# Written request
Reproduce all of the data that follows, character for character.

─── Records to use

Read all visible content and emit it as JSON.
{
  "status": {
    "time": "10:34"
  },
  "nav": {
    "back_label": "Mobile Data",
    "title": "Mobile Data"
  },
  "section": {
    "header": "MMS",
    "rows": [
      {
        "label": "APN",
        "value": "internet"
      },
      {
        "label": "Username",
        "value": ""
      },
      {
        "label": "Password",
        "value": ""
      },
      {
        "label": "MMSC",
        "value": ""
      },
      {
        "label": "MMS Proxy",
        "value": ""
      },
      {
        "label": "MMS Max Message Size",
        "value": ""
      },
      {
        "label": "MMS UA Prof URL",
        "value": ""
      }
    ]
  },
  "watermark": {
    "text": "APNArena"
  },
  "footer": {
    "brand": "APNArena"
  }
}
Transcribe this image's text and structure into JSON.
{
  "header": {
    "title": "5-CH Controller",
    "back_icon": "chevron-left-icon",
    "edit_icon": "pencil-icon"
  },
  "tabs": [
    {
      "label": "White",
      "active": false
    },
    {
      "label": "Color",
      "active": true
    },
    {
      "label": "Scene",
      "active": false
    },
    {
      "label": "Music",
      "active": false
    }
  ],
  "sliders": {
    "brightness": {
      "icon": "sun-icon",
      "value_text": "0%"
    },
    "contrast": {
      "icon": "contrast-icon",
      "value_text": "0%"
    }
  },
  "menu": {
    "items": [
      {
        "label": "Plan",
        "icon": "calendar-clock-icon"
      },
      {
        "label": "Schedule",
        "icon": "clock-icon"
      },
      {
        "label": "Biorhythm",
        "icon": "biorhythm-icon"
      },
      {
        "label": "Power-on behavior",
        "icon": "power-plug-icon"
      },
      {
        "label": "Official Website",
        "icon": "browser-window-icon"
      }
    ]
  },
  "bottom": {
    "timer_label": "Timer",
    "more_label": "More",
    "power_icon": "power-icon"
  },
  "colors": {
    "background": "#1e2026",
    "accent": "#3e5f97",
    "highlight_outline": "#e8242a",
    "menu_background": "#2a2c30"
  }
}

──────

# The reply
Read all visible content and emit it as JSON.
{
  "status": {
    "time": "10:34"
  },
  "nav": {
    "back_label": "Mobile Data",
    "title": "Mobile Data"
  },
  "section": {
    "header": "MMS",
    "rows": [
      {
        "label": "APN",
        "value": "internet"
      },
      {
        "label": "Username",
        "value": ""
      },
      {
        "label": "Password",
        "value": ""
      },
      {
        "label": "MMSC",
        "value": ""
      },
      {
        "label": "MMS Proxy",
        "value": ""
      },
      {
        "label": "MMS Max Message Size",
        "value": ""
      },
      {
        "label": "MMS UA Prof URL",
        "value": ""
      }
    ]
  },
  "watermark": {
    "text": "APNArena"
  },
  "footer": {
    "brand": "APNArena"
  }
}
Transcribe this image's text and structure into JSON.
{
  "header": {
    "title": "5-CH Controller",
    "back_icon": "chevron-left-icon",
    "edit_icon": "pencil-icon"
  },
  "tabs": [
    {
      "label": "White",
      "active": false
    },
    {
      "label": "Color",
      "active": true
    },
    {
      "label": "Scene",
      "active": false
    },
    {
      "label": "Music",
      "active": false
    }
  ],
  "sliders": {
    "brightness": {
      "icon": "sun-icon",
      "value_text": "0%"
    },
    "contrast": {
      "icon": "contrast-icon",
      "value_text": "0%"
    }
  },
  "menu": {
    "items": [
      {
        "label": "Plan",
        "icon": "calendar-clock-icon"
      },
      {
        "label": "Schedule",
        "icon": "clock-icon"
      },
      {
        "label": "Biorhythm",
        "icon": "biorhythm-icon"
      },
      {
        "label": "Power-on behavior",
        "icon": "power-plug-icon"
      },
      {
        "label": "Official Website",
        "icon": "browser-window-icon"
      }
    ]
  },
  "bottom": {
    "timer_label": "Timer",
    "more_label": "More",
    "power_icon": "power-icon"
  },
  "colors": {
    "background": "#1e2026",
    "accent": "#3e5f97",
    "highlight_outline": "#e8242a",
    "menu_background": "#2a2c30"
  }
}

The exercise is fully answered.